— Start —

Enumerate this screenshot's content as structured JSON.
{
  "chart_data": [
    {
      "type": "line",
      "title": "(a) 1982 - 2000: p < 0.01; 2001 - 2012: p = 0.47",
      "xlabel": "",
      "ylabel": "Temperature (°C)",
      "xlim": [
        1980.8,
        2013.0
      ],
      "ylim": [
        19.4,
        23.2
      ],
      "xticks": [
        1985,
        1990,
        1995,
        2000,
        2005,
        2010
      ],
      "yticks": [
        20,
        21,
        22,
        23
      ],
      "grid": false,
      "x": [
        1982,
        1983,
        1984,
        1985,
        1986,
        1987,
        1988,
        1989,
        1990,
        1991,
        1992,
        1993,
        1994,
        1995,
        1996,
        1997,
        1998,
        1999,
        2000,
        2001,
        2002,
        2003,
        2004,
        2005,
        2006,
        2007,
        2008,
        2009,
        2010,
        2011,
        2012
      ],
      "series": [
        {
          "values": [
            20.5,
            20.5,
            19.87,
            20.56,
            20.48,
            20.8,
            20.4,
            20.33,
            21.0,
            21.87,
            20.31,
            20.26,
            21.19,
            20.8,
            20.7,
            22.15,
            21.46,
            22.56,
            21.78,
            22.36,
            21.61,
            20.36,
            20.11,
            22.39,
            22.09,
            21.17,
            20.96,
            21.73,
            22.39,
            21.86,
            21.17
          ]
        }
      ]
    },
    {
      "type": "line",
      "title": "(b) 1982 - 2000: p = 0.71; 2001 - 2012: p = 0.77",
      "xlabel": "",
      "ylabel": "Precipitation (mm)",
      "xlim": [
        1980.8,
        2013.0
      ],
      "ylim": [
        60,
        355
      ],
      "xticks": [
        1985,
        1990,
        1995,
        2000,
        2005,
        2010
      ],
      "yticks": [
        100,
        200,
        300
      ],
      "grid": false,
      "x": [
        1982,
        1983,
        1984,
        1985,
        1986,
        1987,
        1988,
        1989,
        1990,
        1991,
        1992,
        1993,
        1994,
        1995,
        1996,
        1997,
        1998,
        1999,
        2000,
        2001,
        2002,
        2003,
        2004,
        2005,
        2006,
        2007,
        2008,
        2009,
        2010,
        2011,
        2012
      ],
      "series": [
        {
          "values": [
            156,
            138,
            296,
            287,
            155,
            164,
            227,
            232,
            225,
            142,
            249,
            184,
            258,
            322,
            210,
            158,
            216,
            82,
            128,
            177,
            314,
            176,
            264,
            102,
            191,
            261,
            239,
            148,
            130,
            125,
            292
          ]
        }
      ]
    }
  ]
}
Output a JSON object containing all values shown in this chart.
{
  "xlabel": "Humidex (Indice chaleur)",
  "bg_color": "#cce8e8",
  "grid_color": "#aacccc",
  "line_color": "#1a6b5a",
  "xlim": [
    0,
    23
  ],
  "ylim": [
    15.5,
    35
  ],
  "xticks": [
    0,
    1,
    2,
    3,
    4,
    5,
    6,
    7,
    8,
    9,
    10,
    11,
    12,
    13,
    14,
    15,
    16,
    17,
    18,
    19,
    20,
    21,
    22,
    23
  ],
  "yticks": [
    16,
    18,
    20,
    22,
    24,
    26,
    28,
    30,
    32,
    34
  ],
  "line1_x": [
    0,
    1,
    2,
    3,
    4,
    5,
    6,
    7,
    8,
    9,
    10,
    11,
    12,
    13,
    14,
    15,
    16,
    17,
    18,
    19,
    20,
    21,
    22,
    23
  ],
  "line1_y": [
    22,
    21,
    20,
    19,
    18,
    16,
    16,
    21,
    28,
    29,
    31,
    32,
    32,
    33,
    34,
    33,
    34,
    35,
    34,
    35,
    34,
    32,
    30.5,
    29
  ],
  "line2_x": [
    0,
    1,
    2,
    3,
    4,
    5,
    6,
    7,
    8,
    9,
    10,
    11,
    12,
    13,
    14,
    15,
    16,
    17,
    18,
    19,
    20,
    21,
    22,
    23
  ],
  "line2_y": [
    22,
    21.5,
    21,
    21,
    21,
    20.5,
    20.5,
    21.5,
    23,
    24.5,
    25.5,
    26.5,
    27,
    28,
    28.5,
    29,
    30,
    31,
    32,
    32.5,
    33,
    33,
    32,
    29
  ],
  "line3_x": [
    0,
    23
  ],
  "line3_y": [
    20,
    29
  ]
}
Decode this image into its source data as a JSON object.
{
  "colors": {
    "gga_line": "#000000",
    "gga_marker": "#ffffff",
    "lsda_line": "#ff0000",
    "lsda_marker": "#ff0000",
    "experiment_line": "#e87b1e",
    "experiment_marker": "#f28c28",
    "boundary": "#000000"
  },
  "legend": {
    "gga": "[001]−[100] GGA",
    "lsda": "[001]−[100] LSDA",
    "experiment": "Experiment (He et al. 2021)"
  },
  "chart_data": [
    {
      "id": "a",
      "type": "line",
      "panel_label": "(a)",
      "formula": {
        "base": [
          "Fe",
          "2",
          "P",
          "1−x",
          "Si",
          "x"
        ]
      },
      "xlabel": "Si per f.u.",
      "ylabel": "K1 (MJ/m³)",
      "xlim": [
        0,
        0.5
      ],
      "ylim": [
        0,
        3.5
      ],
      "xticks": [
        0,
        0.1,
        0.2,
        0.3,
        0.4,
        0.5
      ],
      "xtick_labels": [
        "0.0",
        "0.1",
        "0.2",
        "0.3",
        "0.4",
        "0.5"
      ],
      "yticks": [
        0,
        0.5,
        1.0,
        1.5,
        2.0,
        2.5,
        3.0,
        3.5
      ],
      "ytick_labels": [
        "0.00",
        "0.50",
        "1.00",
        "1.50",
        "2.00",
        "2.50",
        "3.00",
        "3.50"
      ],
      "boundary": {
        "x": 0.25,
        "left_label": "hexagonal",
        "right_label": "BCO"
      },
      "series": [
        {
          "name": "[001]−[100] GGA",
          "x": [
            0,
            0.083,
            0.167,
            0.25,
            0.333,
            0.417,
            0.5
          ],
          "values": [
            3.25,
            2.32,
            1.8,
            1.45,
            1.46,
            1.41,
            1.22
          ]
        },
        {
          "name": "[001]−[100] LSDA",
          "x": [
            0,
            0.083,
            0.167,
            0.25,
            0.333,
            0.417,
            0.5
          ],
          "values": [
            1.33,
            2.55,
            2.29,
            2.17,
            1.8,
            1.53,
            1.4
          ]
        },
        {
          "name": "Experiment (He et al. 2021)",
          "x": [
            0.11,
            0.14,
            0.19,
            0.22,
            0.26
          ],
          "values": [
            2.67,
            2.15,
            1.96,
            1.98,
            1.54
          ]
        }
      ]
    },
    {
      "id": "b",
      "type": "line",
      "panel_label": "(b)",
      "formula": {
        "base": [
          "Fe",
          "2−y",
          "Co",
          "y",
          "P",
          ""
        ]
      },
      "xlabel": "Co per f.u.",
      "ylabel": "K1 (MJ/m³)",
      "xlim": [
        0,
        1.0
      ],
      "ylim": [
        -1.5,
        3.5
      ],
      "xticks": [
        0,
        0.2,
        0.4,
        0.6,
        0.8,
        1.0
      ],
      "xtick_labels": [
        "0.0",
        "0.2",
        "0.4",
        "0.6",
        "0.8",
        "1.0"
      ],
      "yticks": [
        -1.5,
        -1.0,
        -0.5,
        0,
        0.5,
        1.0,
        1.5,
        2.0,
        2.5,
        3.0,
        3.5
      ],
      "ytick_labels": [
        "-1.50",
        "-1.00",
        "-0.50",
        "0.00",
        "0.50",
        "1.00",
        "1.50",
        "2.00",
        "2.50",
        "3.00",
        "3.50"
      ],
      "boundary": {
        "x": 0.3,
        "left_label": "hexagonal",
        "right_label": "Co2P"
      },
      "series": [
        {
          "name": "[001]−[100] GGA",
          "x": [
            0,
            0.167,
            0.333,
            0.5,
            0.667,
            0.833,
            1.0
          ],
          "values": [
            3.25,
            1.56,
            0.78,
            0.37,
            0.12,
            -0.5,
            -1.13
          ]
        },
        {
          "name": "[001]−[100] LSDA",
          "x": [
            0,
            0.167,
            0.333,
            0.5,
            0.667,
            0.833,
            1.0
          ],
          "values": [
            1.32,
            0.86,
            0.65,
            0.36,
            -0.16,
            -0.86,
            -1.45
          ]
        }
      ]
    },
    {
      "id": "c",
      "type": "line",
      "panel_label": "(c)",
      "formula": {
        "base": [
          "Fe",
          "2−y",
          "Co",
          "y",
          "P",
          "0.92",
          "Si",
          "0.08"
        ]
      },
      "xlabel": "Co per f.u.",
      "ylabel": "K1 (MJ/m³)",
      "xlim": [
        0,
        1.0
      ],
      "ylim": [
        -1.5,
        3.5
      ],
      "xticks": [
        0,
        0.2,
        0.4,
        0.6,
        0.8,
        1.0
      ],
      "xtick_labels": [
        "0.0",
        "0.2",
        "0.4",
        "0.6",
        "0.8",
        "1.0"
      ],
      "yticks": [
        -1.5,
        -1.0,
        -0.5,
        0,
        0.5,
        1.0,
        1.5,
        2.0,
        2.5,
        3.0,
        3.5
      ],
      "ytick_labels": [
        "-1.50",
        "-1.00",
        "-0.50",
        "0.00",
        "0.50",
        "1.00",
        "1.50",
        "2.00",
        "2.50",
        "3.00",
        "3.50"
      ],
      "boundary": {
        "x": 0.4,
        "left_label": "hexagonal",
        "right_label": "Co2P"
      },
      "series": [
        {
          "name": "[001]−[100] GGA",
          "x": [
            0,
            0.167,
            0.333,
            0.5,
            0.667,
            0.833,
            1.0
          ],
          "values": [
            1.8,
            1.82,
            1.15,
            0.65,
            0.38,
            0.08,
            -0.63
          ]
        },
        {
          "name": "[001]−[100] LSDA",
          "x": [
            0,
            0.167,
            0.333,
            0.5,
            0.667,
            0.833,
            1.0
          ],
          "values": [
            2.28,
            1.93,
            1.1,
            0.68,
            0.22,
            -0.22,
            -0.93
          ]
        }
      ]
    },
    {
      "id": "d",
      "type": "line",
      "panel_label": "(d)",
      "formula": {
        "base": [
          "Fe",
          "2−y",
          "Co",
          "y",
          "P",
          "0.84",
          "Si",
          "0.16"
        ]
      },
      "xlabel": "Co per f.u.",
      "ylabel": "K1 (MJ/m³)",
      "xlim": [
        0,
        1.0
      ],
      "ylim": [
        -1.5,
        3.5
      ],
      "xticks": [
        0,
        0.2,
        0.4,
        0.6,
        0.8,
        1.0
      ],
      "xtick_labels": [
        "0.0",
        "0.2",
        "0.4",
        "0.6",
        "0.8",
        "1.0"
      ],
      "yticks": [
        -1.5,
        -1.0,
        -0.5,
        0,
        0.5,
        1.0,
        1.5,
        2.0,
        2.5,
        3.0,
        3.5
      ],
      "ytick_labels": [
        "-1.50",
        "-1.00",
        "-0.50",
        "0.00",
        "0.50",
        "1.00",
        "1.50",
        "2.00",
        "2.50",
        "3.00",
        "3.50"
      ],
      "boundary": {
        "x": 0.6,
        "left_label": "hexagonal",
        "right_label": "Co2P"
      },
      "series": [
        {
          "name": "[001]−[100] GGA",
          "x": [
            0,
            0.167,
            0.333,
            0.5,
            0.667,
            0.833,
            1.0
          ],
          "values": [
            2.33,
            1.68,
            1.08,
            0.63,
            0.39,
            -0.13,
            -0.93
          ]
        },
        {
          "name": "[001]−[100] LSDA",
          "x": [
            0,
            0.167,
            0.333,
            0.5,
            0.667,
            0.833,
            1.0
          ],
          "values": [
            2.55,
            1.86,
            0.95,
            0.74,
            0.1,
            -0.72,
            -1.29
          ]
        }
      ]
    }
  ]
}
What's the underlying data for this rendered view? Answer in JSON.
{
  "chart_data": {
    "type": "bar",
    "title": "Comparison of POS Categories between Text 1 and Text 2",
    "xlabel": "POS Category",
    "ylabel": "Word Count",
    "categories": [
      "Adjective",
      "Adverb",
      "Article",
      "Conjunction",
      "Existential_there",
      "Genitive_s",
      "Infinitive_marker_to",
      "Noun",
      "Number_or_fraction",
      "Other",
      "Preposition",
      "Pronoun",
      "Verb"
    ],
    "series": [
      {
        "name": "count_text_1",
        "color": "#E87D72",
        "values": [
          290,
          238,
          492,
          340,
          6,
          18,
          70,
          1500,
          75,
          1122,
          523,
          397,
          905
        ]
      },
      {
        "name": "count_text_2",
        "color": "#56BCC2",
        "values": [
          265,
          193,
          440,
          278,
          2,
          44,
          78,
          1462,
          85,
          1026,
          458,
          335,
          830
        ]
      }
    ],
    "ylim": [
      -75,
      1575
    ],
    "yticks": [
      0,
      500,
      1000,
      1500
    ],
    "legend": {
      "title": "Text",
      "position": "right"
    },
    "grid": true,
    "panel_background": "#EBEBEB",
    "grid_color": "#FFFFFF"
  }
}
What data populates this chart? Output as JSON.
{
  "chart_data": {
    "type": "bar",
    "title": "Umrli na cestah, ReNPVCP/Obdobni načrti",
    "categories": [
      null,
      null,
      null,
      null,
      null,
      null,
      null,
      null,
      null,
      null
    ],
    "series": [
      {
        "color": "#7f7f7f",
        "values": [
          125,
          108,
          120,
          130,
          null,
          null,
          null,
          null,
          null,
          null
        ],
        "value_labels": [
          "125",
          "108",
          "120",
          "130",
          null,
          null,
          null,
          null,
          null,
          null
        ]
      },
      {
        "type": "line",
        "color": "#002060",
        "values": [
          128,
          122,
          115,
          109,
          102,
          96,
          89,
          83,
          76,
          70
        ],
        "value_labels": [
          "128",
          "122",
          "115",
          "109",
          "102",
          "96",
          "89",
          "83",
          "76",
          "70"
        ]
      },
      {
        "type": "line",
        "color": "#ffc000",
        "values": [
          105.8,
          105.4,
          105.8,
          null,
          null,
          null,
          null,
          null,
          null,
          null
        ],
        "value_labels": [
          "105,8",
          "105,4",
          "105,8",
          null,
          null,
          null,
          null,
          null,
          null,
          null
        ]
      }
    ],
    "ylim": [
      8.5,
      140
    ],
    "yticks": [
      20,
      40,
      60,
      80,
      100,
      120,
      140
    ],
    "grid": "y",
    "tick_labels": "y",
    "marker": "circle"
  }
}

— End —

Problem to solve: Gather each line in the data that holds the string "object".

Response below:
Output a JSON object containing all values shown in this chart.
Decode this image into its source data as a JSON object.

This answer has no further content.